** Start Material provided **

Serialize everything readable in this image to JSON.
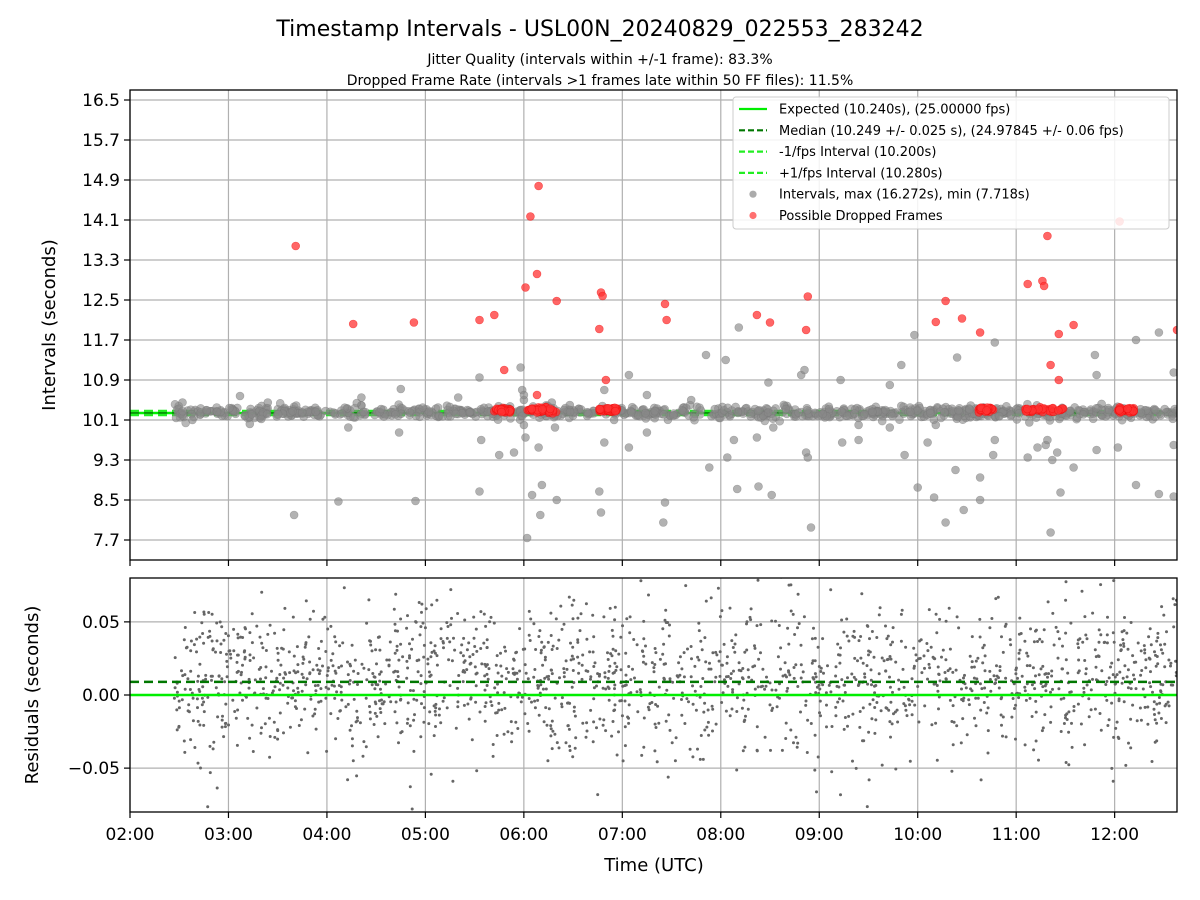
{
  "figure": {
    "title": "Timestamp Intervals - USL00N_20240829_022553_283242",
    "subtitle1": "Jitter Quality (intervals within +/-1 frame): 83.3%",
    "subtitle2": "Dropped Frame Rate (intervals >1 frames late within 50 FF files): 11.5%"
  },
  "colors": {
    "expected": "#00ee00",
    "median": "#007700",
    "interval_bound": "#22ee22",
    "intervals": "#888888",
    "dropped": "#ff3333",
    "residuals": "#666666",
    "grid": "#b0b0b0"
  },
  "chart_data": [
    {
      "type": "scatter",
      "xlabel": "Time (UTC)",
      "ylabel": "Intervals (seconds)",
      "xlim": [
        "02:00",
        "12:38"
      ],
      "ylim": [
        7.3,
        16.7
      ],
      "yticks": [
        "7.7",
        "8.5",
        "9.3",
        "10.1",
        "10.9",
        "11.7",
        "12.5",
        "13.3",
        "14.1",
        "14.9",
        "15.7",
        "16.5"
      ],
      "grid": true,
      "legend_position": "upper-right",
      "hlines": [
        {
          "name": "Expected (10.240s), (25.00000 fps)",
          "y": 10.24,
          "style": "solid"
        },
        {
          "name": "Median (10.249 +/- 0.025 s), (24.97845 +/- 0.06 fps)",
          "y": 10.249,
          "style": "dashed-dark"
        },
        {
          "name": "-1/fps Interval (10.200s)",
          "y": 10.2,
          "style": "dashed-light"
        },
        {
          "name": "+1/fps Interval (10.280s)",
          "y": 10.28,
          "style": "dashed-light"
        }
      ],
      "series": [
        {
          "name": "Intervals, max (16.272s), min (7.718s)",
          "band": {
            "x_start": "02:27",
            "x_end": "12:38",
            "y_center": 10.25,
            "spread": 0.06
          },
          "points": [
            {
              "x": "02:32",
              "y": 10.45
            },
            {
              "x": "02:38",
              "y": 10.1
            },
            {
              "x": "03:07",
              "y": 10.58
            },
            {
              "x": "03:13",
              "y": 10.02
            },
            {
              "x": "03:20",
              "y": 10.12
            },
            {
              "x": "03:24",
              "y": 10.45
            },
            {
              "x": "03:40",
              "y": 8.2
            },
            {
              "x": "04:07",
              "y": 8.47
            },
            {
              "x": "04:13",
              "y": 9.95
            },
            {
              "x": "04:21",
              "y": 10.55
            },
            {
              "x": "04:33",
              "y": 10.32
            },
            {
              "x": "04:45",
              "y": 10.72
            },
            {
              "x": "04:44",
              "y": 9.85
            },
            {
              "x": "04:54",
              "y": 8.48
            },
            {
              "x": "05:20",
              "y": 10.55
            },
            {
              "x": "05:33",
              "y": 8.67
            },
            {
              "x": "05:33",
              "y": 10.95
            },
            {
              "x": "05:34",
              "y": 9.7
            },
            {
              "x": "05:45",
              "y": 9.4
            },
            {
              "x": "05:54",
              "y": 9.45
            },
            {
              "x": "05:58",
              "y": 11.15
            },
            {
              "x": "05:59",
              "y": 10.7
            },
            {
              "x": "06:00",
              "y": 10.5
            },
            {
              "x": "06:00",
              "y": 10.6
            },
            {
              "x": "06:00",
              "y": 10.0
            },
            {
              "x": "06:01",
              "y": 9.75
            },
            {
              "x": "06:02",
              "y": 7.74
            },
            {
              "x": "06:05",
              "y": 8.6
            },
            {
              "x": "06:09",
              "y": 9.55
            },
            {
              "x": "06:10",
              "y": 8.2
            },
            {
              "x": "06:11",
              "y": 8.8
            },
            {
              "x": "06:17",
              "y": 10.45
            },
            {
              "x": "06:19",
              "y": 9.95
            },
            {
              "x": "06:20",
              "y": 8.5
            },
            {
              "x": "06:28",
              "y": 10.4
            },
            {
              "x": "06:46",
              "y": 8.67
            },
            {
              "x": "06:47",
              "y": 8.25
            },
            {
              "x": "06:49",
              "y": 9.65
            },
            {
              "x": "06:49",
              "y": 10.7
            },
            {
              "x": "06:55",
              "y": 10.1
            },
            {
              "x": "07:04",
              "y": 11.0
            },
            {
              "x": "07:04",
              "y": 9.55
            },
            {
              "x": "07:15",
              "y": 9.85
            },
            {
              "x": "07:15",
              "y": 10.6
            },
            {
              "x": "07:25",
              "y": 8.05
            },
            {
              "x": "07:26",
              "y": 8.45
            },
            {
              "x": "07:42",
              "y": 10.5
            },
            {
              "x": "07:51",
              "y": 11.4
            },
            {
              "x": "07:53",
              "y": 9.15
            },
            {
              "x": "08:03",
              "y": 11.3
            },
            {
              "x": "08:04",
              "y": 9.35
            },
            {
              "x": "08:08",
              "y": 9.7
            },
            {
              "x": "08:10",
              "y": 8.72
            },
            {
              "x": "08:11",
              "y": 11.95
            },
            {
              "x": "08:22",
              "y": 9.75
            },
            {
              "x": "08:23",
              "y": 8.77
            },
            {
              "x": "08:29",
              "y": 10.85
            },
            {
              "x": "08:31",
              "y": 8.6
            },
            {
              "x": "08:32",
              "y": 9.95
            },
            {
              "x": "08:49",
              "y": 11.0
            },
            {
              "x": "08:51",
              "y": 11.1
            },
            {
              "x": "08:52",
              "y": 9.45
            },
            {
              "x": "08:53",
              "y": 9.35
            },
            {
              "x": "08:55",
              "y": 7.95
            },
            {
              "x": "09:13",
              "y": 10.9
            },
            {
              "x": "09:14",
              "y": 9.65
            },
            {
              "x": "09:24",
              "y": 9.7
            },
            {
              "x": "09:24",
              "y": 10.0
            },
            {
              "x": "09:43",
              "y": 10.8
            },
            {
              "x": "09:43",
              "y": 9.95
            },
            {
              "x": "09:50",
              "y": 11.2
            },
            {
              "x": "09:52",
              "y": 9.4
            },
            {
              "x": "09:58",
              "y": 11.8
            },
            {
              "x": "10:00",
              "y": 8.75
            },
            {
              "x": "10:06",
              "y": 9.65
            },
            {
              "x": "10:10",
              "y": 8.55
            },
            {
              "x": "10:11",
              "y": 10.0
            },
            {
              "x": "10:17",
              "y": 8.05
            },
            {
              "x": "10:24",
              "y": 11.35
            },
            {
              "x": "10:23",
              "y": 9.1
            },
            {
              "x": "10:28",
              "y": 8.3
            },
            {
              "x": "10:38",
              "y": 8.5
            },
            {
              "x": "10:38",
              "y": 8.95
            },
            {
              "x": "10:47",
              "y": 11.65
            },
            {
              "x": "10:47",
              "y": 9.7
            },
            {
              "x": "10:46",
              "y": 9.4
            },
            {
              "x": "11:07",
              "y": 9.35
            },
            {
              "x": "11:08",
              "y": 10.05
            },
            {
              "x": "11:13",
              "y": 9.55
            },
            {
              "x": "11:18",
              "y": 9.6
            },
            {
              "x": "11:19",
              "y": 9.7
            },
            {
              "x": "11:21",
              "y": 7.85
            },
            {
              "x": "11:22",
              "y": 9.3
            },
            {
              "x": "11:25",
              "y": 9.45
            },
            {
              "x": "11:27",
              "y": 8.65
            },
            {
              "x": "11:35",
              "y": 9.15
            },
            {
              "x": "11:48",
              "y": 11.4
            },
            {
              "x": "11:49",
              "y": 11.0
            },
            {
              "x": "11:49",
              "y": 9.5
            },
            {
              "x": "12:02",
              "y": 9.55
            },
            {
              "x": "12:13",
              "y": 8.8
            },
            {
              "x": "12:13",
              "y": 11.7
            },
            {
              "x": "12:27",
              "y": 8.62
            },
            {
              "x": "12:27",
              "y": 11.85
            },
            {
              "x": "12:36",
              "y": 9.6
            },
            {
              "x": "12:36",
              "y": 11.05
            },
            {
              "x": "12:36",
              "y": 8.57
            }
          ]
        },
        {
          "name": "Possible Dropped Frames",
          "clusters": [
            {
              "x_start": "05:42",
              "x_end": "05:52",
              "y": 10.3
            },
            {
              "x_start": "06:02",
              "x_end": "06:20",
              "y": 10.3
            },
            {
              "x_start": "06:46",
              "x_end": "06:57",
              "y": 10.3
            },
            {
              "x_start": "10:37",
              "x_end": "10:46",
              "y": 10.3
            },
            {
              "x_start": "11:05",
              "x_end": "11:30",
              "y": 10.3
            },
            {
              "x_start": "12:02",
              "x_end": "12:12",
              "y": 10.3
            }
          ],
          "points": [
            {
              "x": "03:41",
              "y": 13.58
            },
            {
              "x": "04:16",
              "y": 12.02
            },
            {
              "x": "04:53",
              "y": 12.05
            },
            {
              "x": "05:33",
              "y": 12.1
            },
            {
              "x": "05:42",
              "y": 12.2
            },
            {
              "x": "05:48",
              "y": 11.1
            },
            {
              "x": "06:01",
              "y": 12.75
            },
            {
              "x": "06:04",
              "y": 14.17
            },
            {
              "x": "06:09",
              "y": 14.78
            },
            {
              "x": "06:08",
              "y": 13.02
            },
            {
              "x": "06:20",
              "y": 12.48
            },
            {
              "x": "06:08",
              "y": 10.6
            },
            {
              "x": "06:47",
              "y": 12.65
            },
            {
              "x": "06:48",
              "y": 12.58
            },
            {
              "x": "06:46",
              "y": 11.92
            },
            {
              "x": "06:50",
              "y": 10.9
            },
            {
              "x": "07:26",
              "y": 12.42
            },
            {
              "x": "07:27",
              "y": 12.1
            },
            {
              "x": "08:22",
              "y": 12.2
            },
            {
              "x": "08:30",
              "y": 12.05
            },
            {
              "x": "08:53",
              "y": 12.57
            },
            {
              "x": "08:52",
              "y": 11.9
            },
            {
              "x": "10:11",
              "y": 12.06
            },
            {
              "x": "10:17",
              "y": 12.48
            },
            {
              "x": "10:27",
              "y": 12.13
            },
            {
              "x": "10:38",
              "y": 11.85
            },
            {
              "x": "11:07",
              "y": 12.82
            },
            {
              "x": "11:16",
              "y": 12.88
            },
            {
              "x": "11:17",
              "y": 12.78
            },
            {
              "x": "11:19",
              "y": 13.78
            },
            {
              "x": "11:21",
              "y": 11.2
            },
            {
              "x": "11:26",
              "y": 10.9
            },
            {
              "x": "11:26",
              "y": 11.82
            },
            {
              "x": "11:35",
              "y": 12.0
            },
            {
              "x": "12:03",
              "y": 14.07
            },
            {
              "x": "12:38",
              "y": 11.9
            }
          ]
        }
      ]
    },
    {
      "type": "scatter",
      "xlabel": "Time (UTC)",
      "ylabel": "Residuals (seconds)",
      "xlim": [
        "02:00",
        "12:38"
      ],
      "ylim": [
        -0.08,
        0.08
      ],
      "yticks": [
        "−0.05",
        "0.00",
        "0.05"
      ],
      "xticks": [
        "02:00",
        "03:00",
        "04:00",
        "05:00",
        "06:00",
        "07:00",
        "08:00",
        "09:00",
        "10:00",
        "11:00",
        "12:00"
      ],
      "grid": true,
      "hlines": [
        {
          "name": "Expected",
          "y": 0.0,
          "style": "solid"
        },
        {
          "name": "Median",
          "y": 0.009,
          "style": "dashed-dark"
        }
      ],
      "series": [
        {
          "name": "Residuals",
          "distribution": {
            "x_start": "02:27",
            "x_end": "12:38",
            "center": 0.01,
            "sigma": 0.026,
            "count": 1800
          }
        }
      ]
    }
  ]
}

** End Material provided **

## Given problem
Find each line holding "within". Copy it out.

## The reply
    "subtitle1": "Jitter Quality (intervals within +/-1 frame): 83.3%",
    "subtitle2": "Dropped Frame Rate (intervals >1 frames late within 50 FF files): 11.5%"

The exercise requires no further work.